*Set problem:* Tally up the lines carrying the string "percent" and respond with only the resulting number.

*Data provided:*
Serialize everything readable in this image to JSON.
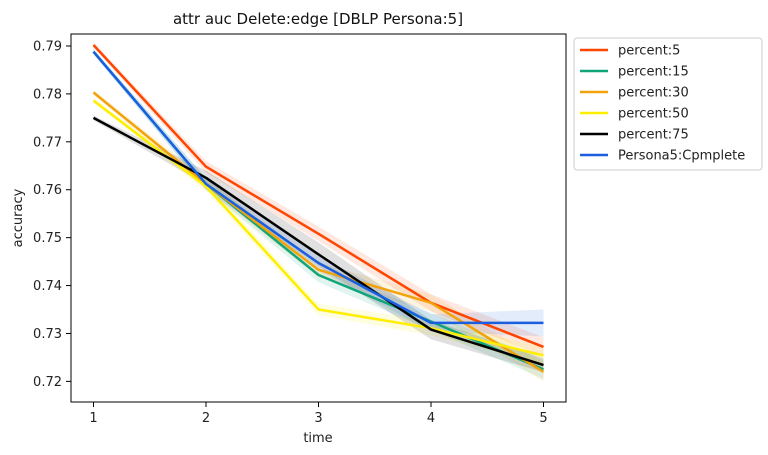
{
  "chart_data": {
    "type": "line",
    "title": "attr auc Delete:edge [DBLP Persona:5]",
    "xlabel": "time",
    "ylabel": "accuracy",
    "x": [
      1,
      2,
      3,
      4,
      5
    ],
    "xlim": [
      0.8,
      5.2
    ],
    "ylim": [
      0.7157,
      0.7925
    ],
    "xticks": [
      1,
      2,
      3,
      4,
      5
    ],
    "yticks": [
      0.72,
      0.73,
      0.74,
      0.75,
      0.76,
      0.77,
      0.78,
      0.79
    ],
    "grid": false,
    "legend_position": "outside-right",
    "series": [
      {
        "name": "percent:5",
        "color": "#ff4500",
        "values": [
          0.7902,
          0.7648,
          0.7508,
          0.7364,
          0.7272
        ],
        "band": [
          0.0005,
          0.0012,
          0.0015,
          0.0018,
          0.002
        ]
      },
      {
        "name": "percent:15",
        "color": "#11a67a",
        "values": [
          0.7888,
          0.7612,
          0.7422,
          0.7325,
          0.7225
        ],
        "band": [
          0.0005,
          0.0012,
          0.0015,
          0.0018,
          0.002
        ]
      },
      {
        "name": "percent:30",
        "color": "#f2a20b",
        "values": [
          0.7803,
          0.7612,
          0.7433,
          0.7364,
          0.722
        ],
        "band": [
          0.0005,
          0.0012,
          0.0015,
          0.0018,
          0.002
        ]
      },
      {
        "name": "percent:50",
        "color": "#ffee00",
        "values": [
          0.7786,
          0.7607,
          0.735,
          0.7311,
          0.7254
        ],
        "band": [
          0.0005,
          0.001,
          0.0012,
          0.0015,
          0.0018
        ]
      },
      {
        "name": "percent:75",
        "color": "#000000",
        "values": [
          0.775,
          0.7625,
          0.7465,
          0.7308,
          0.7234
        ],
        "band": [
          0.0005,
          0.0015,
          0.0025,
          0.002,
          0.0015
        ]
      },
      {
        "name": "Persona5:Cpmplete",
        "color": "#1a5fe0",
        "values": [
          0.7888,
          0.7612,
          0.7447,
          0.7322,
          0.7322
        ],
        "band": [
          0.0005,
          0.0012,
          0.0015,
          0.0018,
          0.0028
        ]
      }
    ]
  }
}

...

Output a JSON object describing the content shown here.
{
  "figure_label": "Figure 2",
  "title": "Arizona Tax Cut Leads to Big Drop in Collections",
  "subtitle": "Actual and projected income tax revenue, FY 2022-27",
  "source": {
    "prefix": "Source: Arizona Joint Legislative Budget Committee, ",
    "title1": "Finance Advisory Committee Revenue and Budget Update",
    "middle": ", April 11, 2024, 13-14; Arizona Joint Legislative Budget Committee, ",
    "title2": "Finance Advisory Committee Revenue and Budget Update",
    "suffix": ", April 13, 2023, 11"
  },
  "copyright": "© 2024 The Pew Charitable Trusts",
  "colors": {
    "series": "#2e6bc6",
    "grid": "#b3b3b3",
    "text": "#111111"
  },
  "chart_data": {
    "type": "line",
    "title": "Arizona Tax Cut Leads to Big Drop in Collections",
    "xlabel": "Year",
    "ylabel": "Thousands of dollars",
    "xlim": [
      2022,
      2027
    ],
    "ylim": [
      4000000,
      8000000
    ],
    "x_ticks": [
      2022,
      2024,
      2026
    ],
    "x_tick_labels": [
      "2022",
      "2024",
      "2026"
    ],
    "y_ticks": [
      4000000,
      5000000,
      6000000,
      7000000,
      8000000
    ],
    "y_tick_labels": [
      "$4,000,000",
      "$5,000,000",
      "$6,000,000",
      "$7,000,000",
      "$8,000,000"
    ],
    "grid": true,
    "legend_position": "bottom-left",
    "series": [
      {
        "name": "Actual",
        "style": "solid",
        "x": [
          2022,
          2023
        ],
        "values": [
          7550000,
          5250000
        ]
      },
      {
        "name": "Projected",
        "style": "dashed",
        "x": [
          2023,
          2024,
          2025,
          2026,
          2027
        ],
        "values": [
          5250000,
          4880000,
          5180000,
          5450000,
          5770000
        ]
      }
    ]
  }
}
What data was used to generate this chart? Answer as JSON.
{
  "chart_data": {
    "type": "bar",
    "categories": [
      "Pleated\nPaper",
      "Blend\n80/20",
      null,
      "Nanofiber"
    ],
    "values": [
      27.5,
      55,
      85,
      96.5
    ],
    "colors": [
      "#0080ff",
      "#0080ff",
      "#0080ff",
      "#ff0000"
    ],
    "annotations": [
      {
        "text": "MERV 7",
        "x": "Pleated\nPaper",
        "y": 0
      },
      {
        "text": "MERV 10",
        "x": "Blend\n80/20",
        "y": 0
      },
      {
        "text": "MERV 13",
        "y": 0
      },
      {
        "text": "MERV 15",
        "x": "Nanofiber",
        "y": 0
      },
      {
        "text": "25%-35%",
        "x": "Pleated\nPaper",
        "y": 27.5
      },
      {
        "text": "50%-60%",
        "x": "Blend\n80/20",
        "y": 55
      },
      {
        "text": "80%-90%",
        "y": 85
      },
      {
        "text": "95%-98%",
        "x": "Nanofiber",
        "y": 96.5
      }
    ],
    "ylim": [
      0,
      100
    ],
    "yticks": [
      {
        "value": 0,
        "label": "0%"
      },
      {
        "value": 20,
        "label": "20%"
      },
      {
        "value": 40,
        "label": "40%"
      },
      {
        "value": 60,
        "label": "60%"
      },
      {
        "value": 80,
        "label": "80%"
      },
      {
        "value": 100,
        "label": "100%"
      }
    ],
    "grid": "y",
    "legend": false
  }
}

...

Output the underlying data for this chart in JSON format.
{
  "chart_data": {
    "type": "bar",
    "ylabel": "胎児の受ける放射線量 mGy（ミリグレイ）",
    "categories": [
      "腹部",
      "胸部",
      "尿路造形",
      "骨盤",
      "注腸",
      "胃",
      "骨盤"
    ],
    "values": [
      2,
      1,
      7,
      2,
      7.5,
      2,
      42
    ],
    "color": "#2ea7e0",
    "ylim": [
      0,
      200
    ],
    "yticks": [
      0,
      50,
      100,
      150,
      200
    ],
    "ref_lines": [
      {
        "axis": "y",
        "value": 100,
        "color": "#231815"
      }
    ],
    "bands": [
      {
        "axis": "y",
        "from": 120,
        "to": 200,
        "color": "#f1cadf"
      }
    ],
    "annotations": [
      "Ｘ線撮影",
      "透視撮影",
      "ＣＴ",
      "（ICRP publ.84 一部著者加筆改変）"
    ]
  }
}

*Answer to the problem:* 5